§ **MATERIAL FOR THIS TASK**:
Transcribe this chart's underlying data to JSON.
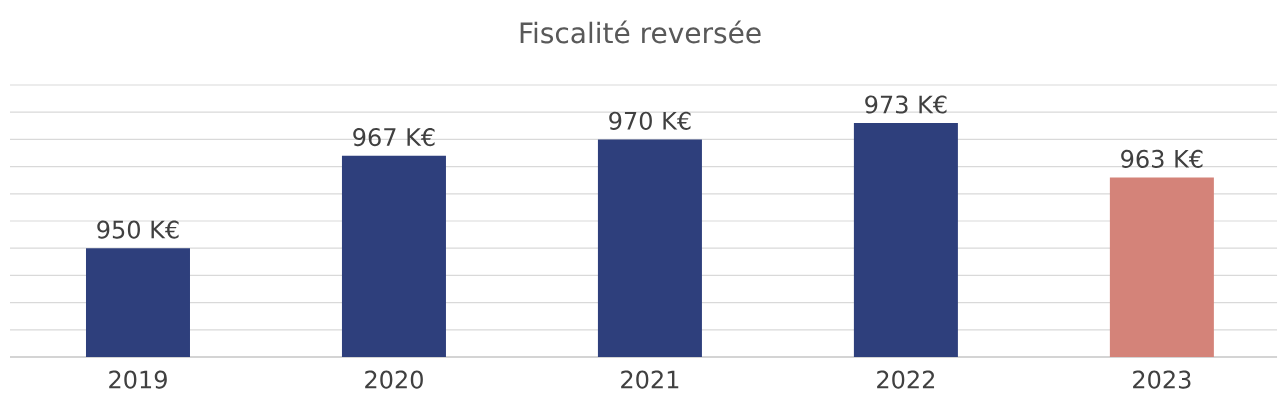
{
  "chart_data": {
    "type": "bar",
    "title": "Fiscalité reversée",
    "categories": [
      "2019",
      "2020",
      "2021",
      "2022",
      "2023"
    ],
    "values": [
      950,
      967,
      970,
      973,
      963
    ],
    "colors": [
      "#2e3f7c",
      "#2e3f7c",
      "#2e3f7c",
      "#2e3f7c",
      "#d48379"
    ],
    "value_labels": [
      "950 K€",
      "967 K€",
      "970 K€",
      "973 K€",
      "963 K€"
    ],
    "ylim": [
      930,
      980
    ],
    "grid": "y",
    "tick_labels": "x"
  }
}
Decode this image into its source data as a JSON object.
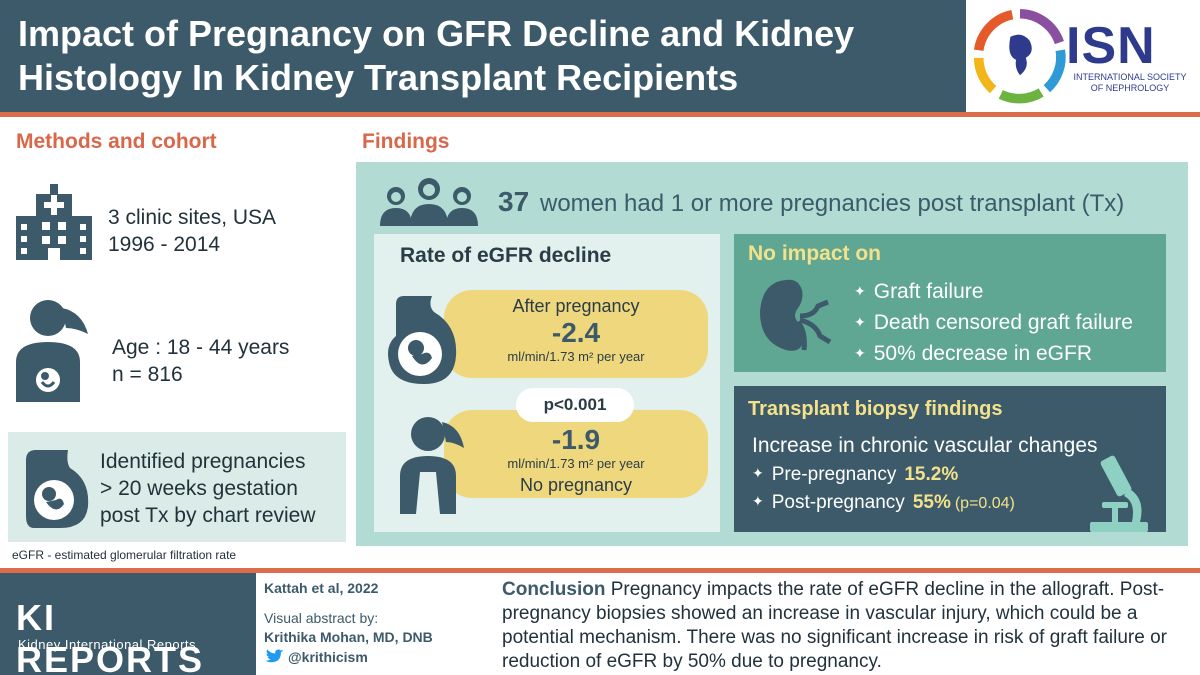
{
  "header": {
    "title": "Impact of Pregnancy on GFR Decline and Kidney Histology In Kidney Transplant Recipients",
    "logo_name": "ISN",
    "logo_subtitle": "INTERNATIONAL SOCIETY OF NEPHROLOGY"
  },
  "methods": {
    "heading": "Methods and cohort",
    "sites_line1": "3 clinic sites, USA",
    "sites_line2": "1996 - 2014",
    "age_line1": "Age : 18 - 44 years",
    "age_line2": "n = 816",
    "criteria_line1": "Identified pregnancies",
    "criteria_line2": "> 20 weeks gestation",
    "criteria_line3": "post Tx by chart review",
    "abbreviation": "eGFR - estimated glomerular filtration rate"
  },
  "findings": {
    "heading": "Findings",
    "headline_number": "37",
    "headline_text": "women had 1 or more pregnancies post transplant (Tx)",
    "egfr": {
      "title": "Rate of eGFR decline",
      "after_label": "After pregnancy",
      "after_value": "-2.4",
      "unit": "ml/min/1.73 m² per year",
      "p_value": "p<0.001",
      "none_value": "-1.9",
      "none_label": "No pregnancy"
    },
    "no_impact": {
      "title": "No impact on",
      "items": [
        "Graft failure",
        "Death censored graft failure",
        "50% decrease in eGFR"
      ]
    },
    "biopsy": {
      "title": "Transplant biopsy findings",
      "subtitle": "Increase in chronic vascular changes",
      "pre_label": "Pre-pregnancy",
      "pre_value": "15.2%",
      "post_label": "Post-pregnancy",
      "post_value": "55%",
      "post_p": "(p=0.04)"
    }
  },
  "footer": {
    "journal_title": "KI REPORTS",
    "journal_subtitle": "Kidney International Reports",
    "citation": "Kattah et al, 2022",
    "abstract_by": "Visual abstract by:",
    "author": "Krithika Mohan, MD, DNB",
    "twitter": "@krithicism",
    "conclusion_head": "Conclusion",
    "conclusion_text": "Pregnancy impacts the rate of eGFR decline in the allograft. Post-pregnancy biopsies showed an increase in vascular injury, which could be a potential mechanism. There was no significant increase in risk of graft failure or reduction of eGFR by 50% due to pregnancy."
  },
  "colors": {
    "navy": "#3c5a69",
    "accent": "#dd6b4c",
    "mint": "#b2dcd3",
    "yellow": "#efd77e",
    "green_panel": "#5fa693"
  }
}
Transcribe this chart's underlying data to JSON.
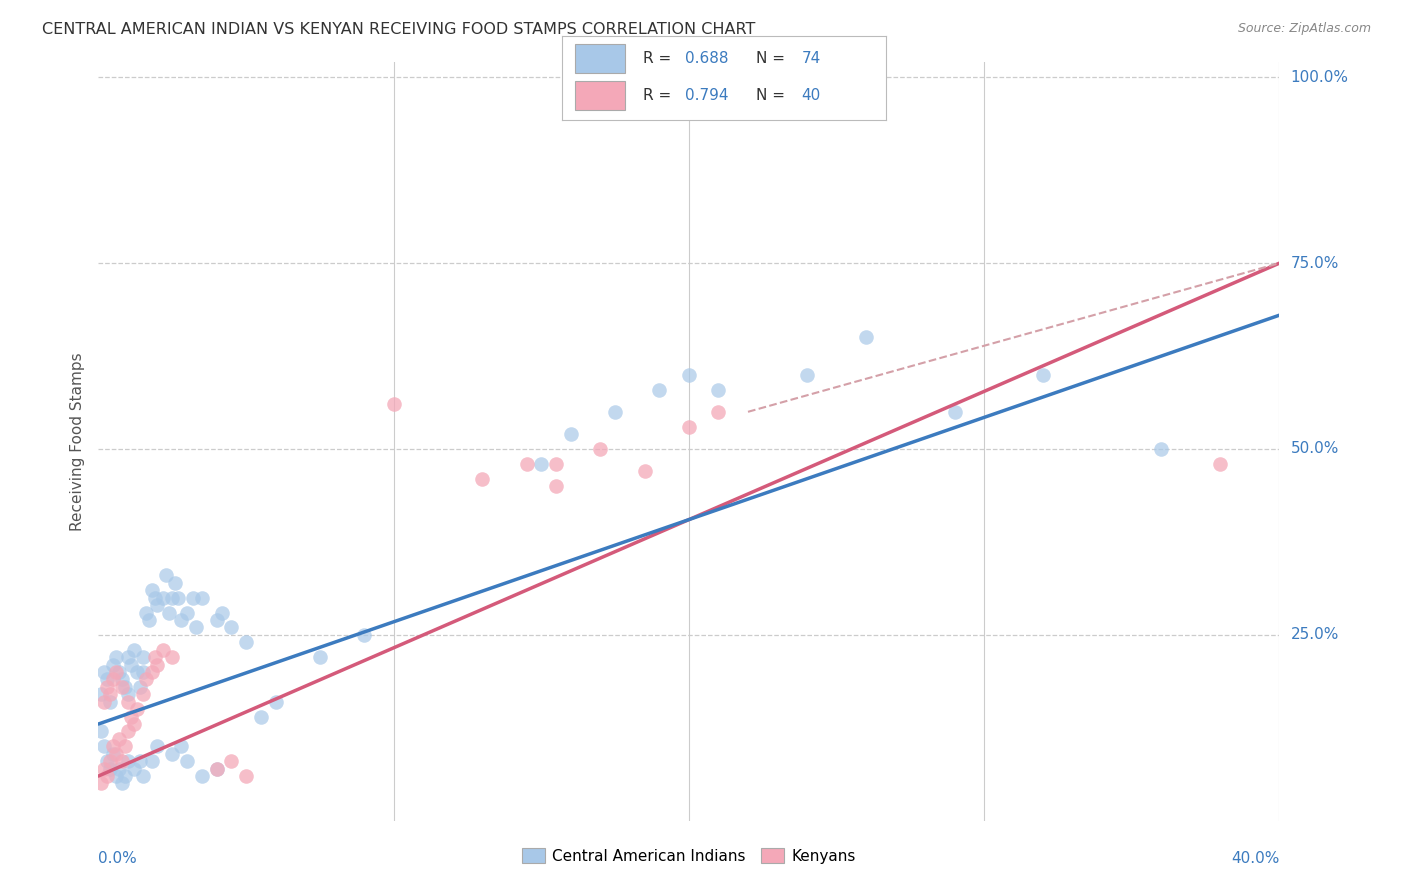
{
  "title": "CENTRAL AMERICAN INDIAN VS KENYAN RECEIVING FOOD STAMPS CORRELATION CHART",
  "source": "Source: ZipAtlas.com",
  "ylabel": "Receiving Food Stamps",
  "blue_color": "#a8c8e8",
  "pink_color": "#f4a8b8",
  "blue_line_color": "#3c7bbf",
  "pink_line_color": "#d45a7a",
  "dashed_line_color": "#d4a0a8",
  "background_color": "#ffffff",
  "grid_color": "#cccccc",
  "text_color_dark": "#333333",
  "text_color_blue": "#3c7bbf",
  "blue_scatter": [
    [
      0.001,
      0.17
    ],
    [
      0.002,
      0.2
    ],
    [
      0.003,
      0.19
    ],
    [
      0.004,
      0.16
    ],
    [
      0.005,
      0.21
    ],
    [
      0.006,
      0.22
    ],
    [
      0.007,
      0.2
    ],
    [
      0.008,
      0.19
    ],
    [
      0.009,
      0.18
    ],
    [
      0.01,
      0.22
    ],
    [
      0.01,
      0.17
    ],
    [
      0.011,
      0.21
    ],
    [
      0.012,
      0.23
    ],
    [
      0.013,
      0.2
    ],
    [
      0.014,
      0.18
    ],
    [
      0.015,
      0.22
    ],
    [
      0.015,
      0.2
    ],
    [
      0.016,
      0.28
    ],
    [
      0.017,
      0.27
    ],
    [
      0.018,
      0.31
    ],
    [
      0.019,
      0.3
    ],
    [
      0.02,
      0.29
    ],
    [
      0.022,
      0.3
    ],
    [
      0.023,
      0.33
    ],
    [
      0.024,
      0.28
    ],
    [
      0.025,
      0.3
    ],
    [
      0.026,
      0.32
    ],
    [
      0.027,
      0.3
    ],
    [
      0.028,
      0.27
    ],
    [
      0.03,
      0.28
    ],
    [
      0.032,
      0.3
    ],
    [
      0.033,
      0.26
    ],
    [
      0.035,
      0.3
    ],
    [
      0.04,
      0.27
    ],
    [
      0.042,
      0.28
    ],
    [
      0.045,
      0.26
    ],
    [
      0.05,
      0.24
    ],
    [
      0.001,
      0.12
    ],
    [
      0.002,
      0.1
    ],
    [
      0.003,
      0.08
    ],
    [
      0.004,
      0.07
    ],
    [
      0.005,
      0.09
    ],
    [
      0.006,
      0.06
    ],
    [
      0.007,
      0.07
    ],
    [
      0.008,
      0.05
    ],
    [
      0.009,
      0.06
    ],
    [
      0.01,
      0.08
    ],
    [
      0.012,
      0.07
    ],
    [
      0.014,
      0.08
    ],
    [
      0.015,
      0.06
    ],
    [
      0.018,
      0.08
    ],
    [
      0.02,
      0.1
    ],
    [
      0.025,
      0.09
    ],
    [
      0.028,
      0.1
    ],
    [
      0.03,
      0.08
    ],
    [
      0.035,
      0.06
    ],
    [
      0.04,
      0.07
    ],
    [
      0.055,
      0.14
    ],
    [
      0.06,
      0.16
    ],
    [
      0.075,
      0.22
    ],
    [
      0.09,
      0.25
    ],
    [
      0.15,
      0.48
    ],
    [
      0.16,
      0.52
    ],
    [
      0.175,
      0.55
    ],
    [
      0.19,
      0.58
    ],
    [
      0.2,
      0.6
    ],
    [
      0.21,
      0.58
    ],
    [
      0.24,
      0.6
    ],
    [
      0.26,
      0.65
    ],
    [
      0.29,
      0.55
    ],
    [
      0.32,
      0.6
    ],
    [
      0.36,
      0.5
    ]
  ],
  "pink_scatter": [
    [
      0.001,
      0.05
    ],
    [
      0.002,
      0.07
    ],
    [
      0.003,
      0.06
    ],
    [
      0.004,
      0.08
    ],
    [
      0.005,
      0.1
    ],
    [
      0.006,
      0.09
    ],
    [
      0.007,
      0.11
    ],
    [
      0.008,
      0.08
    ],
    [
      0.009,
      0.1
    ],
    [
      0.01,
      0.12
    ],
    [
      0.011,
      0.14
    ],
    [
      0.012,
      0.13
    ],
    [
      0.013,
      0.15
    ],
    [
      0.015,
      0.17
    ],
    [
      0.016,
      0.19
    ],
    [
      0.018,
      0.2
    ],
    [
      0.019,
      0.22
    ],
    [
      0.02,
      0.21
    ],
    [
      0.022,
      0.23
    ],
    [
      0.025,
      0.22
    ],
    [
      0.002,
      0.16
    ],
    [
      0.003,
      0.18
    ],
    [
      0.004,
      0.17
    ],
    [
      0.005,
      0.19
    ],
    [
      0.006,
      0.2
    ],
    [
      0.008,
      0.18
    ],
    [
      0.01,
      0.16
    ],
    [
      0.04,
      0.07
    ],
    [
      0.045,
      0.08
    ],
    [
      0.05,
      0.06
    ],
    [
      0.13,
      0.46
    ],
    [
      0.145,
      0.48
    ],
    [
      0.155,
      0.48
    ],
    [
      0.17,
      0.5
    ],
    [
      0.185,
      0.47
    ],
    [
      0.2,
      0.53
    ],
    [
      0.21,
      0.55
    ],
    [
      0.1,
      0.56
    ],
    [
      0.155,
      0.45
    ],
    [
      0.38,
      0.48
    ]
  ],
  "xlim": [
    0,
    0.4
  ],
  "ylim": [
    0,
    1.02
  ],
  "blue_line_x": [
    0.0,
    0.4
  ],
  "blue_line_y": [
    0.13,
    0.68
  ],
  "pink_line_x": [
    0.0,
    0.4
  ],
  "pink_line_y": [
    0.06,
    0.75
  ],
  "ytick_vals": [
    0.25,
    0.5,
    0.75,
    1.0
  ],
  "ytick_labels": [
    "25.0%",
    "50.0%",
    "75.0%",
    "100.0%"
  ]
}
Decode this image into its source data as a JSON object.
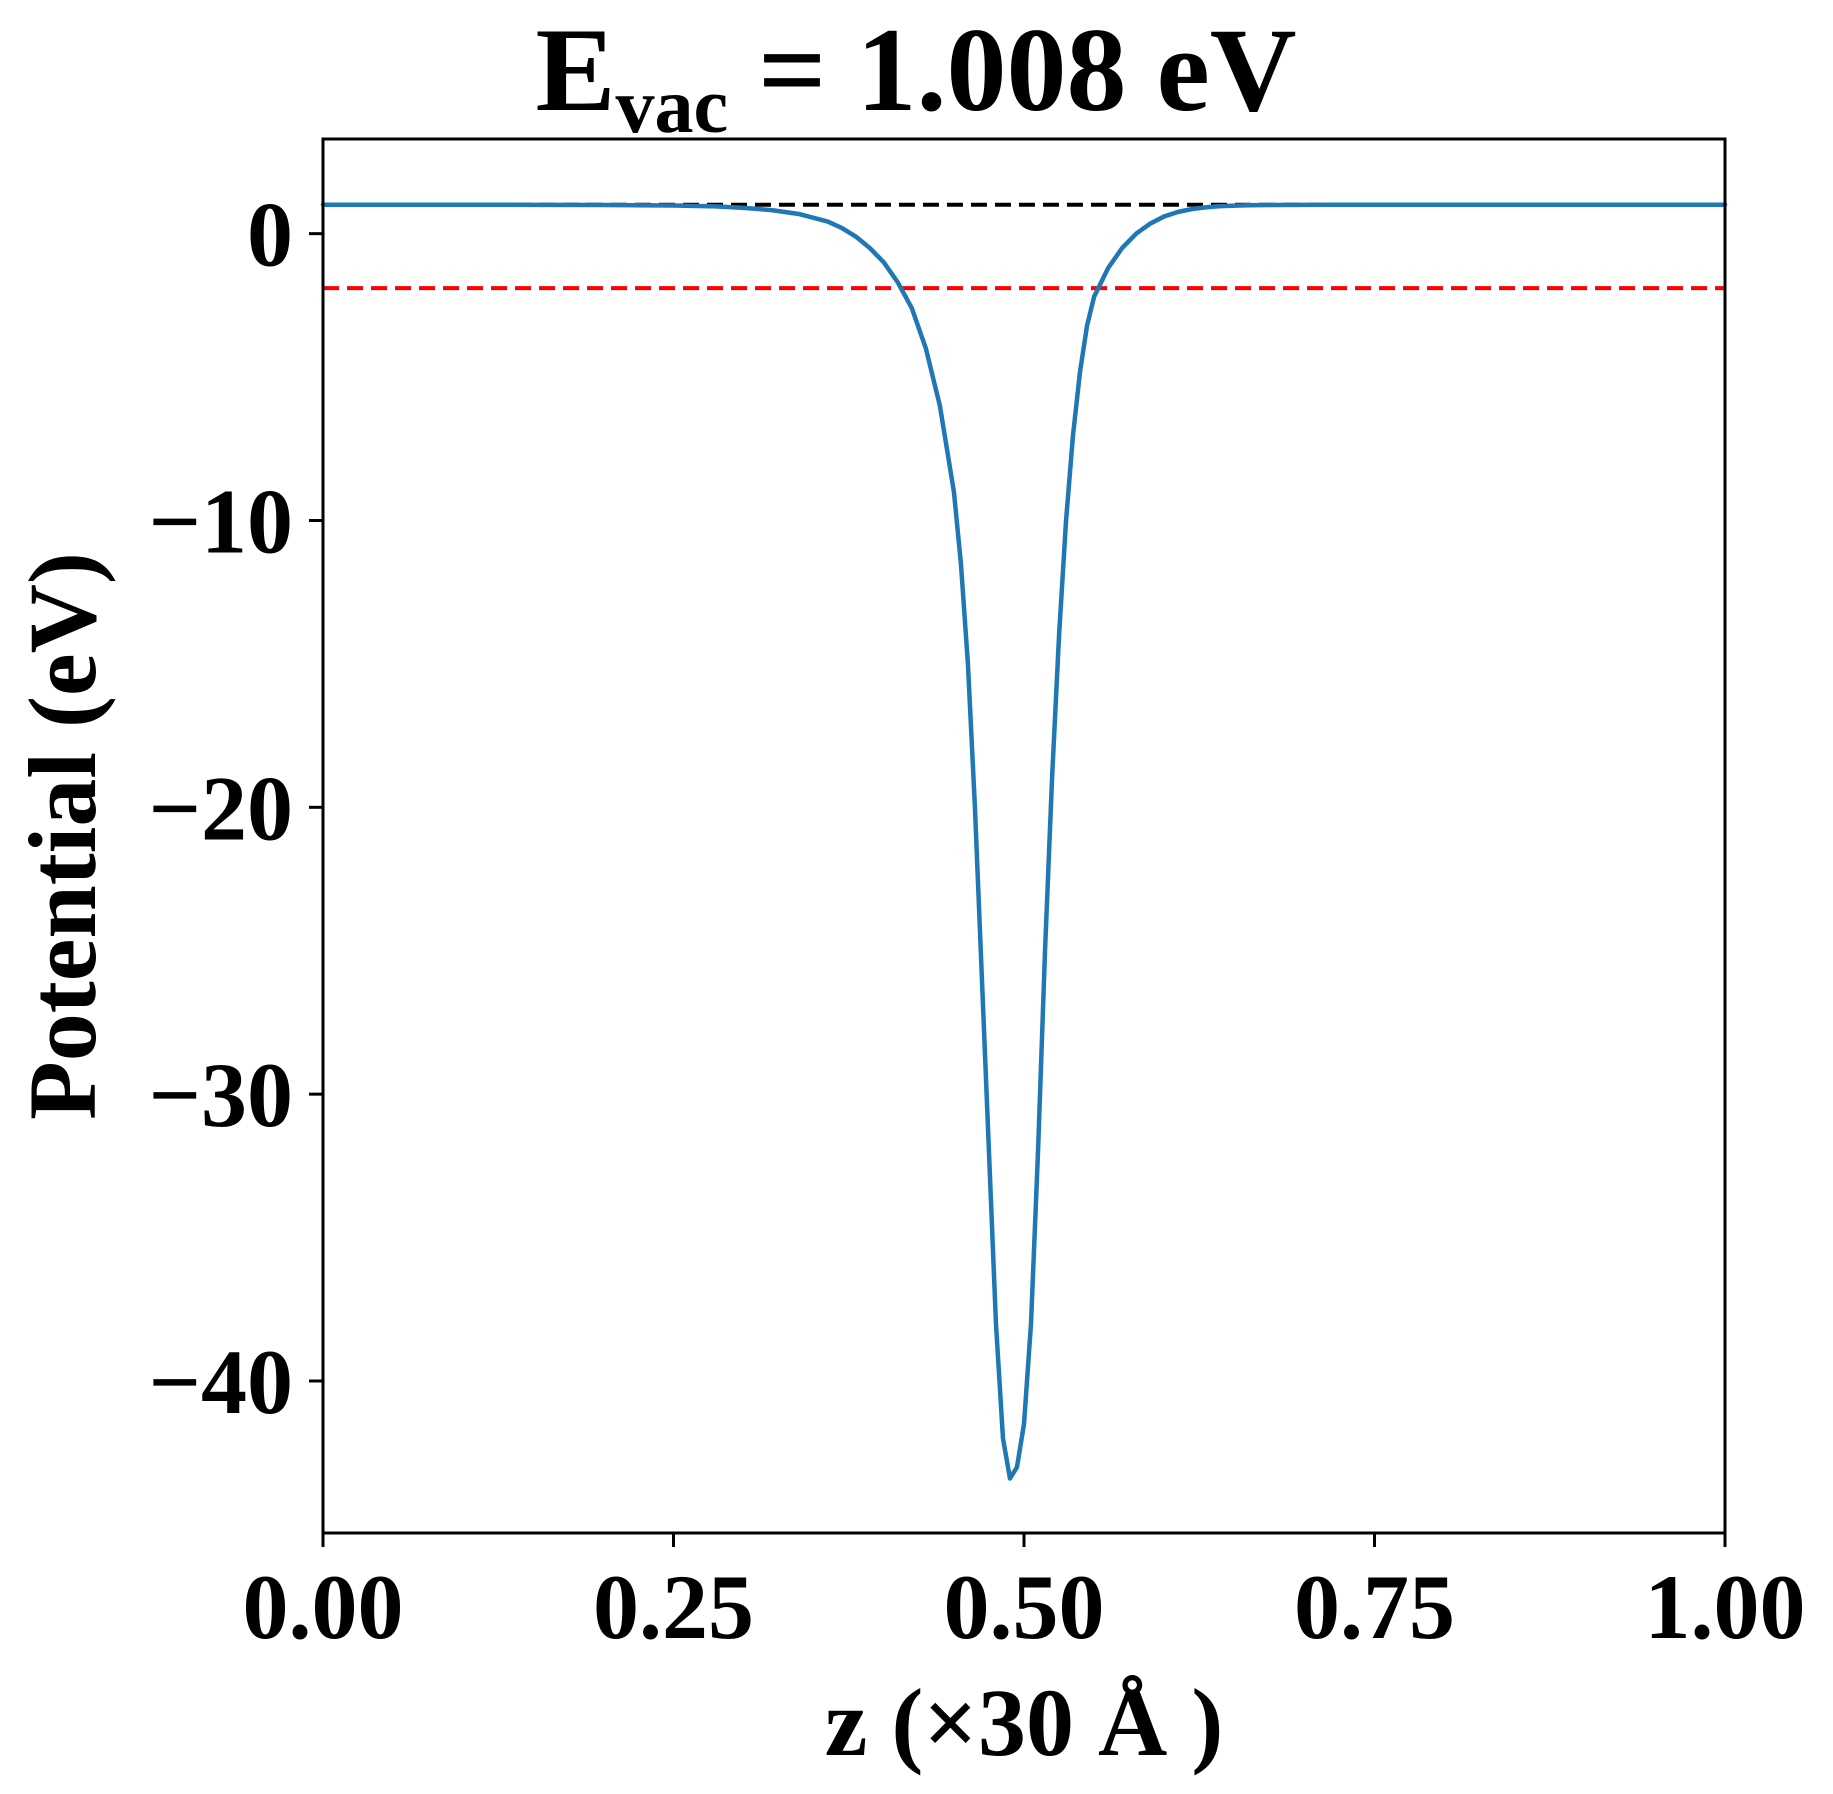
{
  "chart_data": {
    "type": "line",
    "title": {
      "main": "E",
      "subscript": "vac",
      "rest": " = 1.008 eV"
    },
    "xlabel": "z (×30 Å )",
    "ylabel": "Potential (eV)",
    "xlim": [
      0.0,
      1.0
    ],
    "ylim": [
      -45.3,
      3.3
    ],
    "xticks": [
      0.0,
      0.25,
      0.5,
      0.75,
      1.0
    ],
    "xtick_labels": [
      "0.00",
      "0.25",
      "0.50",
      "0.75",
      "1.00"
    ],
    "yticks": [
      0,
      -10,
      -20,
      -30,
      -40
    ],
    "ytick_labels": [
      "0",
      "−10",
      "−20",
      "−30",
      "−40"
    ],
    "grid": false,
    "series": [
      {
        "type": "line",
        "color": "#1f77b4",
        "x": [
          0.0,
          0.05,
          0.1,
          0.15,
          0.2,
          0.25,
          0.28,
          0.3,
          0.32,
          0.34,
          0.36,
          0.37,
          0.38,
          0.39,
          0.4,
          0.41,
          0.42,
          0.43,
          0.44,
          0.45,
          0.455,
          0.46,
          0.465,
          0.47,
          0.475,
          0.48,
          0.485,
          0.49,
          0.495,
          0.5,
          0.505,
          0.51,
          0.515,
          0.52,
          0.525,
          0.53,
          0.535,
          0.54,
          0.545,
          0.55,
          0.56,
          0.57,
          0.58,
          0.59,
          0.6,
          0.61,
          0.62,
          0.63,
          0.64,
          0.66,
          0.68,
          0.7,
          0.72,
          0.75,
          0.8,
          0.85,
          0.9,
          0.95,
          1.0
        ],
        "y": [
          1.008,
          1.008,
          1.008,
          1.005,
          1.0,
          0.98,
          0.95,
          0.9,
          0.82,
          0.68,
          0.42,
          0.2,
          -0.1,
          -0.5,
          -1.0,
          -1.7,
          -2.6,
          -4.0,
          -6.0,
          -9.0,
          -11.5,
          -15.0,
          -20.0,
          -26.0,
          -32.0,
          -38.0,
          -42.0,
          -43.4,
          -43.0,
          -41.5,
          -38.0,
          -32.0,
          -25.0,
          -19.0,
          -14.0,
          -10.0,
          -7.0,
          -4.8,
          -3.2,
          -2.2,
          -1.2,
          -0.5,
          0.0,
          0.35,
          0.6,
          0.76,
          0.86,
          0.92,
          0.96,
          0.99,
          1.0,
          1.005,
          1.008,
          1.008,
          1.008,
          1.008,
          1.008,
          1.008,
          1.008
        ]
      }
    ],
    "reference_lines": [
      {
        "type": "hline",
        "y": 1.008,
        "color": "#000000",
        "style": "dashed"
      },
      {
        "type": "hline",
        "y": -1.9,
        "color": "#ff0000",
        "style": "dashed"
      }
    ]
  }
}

§ **EXERCISE DESCRIPTION**: Select every line where the word "Kidney" occurs.

§ **TASK RESPONSE**:
    "title": "Impact of Pregnancy on GFR Decline and Kidney Histology In Kidney Transplant Recipients",
    "journal_subtitle": "Kidney International Reports",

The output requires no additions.